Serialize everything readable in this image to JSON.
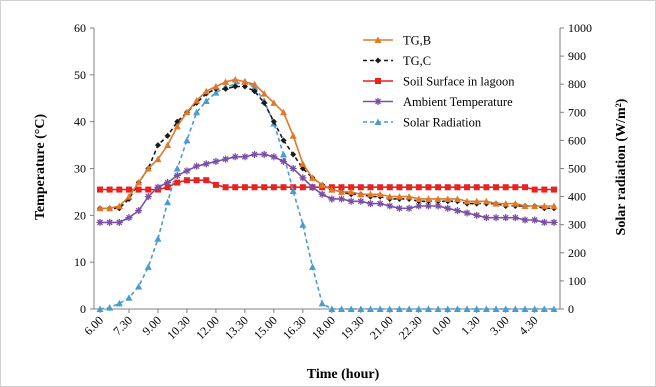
{
  "chart_data": {
    "type": "line",
    "xlabel": "Time (hour)",
    "ylabel_left": "Temperature (°C)",
    "ylabel_right": "Solar radiation (W/m²)",
    "ylim_left": [
      0,
      60
    ],
    "ylim_right": [
      0,
      1000
    ],
    "yticks_left": [
      "0",
      "10",
      "20",
      "30",
      "40",
      "50",
      "60"
    ],
    "yticks_right": [
      "0",
      "100",
      "200",
      "300",
      "400",
      "500",
      "600",
      "700",
      "800",
      "900",
      "1000"
    ],
    "x_tick_labels": [
      "6.00",
      "7.30",
      "9.00",
      "10.30",
      "12.00",
      "13.30",
      "15.00",
      "16.30",
      "18.00",
      "19.30",
      "21.00",
      "22.30",
      "0.00",
      "1.30",
      "3.00",
      "4.30"
    ],
    "x": [
      "6.00",
      "6.30",
      "7.00",
      "7.30",
      "8.00",
      "8.30",
      "9.00",
      "9.30",
      "10.00",
      "10.30",
      "11.00",
      "11.30",
      "12.00",
      "12.30",
      "13.00",
      "13.30",
      "14.00",
      "14.30",
      "15.00",
      "15.30",
      "16.00",
      "16.30",
      "17.00",
      "17.30",
      "18.00",
      "18.30",
      "19.00",
      "19.30",
      "20.00",
      "20.30",
      "21.00",
      "21.30",
      "22.00",
      "22.30",
      "23.00",
      "23.30",
      "0.00",
      "0.30",
      "1.00",
      "1.30",
      "2.00",
      "2.30",
      "3.00",
      "3.30",
      "4.00",
      "4.30",
      "5.00",
      "5.30"
    ],
    "legend_position": "top-right",
    "grid": false,
    "series": [
      {
        "name": "TG,B",
        "axis": "left",
        "color": "#E0782A",
        "marker": "triangle",
        "dashed": false,
        "values": [
          21.5,
          21.5,
          22,
          24,
          27,
          30,
          32,
          35,
          39,
          42,
          44.5,
          46.5,
          47.5,
          48.5,
          49,
          48.5,
          48,
          46,
          44,
          42,
          37,
          31,
          28,
          26.5,
          25.5,
          25,
          25,
          24.5,
          24.5,
          24.5,
          24,
          24,
          24,
          23.5,
          23.5,
          23.5,
          23.5,
          23.5,
          23,
          23,
          23,
          22.5,
          22.5,
          22.5,
          22,
          22,
          22,
          22
        ]
      },
      {
        "name": "TG,C",
        "axis": "left",
        "color": "#1A1A1A",
        "marker": "diamond",
        "dashed": true,
        "values": [
          21.5,
          21.5,
          21.5,
          23.5,
          27,
          30,
          35,
          37,
          40,
          42,
          44,
          46,
          47,
          47,
          47.5,
          47.5,
          46.5,
          44,
          40,
          36,
          33,
          30,
          28,
          26.5,
          25.5,
          25,
          24.5,
          24.5,
          24,
          24,
          23.5,
          23.5,
          23.5,
          23,
          23,
          23,
          23,
          23,
          22.5,
          22.5,
          22.5,
          22.5,
          22,
          22,
          22,
          22,
          21.5,
          21.5
        ]
      },
      {
        "name": "Soil Surface in lagoon",
        "axis": "left",
        "color": "#E8221E",
        "marker": "square",
        "dashed": false,
        "values": [
          25.5,
          25.5,
          25.5,
          25.5,
          25.5,
          25.5,
          25.5,
          26,
          27,
          27.5,
          27.5,
          27.5,
          26.5,
          26,
          26,
          26,
          26,
          26,
          26,
          26,
          26,
          26,
          26,
          26,
          26,
          26,
          26,
          26,
          26,
          26,
          26,
          26,
          26,
          26,
          26,
          26,
          26,
          26,
          26,
          26,
          26,
          26,
          26,
          26,
          26,
          25.5,
          25.5,
          25.5
        ]
      },
      {
        "name": "Ambient Temperature",
        "axis": "left",
        "color": "#7B4FA5",
        "marker": "star",
        "dashed": false,
        "values": [
          18.5,
          18.5,
          18.5,
          19.5,
          21,
          24,
          26,
          27,
          28.5,
          29.5,
          30.5,
          31,
          31.5,
          32,
          32.5,
          32.5,
          33,
          33,
          32.5,
          31.5,
          30,
          28,
          26,
          24.5,
          23.5,
          23.5,
          23,
          23,
          22.5,
          22.5,
          22,
          21.5,
          21.5,
          22,
          22,
          22,
          21.5,
          21,
          20.5,
          20,
          19.5,
          19.5,
          19.5,
          19.5,
          19,
          19,
          18.5,
          18.5
        ]
      },
      {
        "name": "Solar Radiation",
        "axis": "right",
        "color": "#4A9BD0",
        "marker": "triangle",
        "dashed": true,
        "values": [
          0,
          5,
          20,
          40,
          80,
          150,
          250,
          380,
          500,
          600,
          700,
          740,
          770,
          790,
          800,
          810,
          790,
          740,
          660,
          550,
          420,
          300,
          150,
          20,
          0,
          0,
          0,
          0,
          0,
          0,
          0,
          0,
          0,
          0,
          0,
          0,
          0,
          0,
          0,
          0,
          0,
          0,
          0,
          0,
          0,
          0,
          0,
          0
        ]
      }
    ]
  }
}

## Aim
Every entry must be reproduced exactly, with the images left out.

## Finished answer
Serialize everything readable in this image to JSON.
{
  "chart_data": {
    "type": "line",
    "xlabel": "Time (hour)",
    "ylabel_left": "Temperature (°C)",
    "ylabel_right": "Solar radiation (W/m²)",
    "ylim_left": [
      0,
      60
    ],
    "ylim_right": [
      0,
      1000
    ],
    "yticks_left": [
      "0",
      "10",
      "20",
      "30",
      "40",
      "50",
      "60"
    ],
    "yticks_right": [
      "0",
      "100",
      "200",
      "300",
      "400",
      "500",
      "600",
      "700",
      "800",
      "900",
      "1000"
    ],
    "x_tick_labels": [
      "6.00",
      "7.30",
      "9.00",
      "10.30",
      "12.00",
      "13.30",
      "15.00",
      "16.30",
      "18.00",
      "19.30",
      "21.00",
      "22.30",
      "0.00",
      "1.30",
      "3.00",
      "4.30"
    ],
    "x": [
      "6.00",
      "6.30",
      "7.00",
      "7.30",
      "8.00",
      "8.30",
      "9.00",
      "9.30",
      "10.00",
      "10.30",
      "11.00",
      "11.30",
      "12.00",
      "12.30",
      "13.00",
      "13.30",
      "14.00",
      "14.30",
      "15.00",
      "15.30",
      "16.00",
      "16.30",
      "17.00",
      "17.30",
      "18.00",
      "18.30",
      "19.00",
      "19.30",
      "20.00",
      "20.30",
      "21.00",
      "21.30",
      "22.00",
      "22.30",
      "23.00",
      "23.30",
      "0.00",
      "0.30",
      "1.00",
      "1.30",
      "2.00",
      "2.30",
      "3.00",
      "3.30",
      "4.00",
      "4.30",
      "5.00",
      "5.30"
    ],
    "legend_position": "top-right",
    "grid": false,
    "series": [
      {
        "name": "TG,B",
        "axis": "left",
        "color": "#E0782A",
        "marker": "triangle",
        "dashed": false,
        "values": [
          21.5,
          21.5,
          22,
          24,
          27,
          30,
          32,
          35,
          39,
          42,
          44.5,
          46.5,
          47.5,
          48.5,
          49,
          48.5,
          48,
          46,
          44,
          42,
          37,
          31,
          28,
          26.5,
          25.5,
          25,
          25,
          24.5,
          24.5,
          24.5,
          24,
          24,
          24,
          23.5,
          23.5,
          23.5,
          23.5,
          23.5,
          23,
          23,
          23,
          22.5,
          22.5,
          22.5,
          22,
          22,
          22,
          22
        ]
      },
      {
        "name": "TG,C",
        "axis": "left",
        "color": "#1A1A1A",
        "marker": "diamond",
        "dashed": true,
        "values": [
          21.5,
          21.5,
          21.5,
          23.5,
          27,
          30,
          35,
          37,
          40,
          42,
          44,
          46,
          47,
          47,
          47.5,
          47.5,
          46.5,
          44,
          40,
          36,
          33,
          30,
          28,
          26.5,
          25.5,
          25,
          24.5,
          24.5,
          24,
          24,
          23.5,
          23.5,
          23.5,
          23,
          23,
          23,
          23,
          23,
          22.5,
          22.5,
          22.5,
          22.5,
          22,
          22,
          22,
          22,
          21.5,
          21.5
        ]
      },
      {
        "name": "Soil Surface in lagoon",
        "axis": "left",
        "color": "#E8221E",
        "marker": "square",
        "dashed": false,
        "values": [
          25.5,
          25.5,
          25.5,
          25.5,
          25.5,
          25.5,
          25.5,
          26,
          27,
          27.5,
          27.5,
          27.5,
          26.5,
          26,
          26,
          26,
          26,
          26,
          26,
          26,
          26,
          26,
          26,
          26,
          26,
          26,
          26,
          26,
          26,
          26,
          26,
          26,
          26,
          26,
          26,
          26,
          26,
          26,
          26,
          26,
          26,
          26,
          26,
          26,
          26,
          25.5,
          25.5,
          25.5
        ]
      },
      {
        "name": "Ambient Temperature",
        "axis": "left",
        "color": "#7B4FA5",
        "marker": "star",
        "dashed": false,
        "values": [
          18.5,
          18.5,
          18.5,
          19.5,
          21,
          24,
          26,
          27,
          28.5,
          29.5,
          30.5,
          31,
          31.5,
          32,
          32.5,
          32.5,
          33,
          33,
          32.5,
          31.5,
          30,
          28,
          26,
          24.5,
          23.5,
          23.5,
          23,
          23,
          22.5,
          22.5,
          22,
          21.5,
          21.5,
          22,
          22,
          22,
          21.5,
          21,
          20.5,
          20,
          19.5,
          19.5,
          19.5,
          19.5,
          19,
          19,
          18.5,
          18.5
        ]
      },
      {
        "name": "Solar Radiation",
        "axis": "right",
        "color": "#4A9BD0",
        "marker": "triangle",
        "dashed": true,
        "values": [
          0,
          5,
          20,
          40,
          80,
          150,
          250,
          380,
          500,
          600,
          700,
          740,
          770,
          790,
          800,
          810,
          790,
          740,
          660,
          550,
          420,
          300,
          150,
          20,
          0,
          0,
          0,
          0,
          0,
          0,
          0,
          0,
          0,
          0,
          0,
          0,
          0,
          0,
          0,
          0,
          0,
          0,
          0,
          0,
          0,
          0,
          0,
          0
        ]
      }
    ]
  }
}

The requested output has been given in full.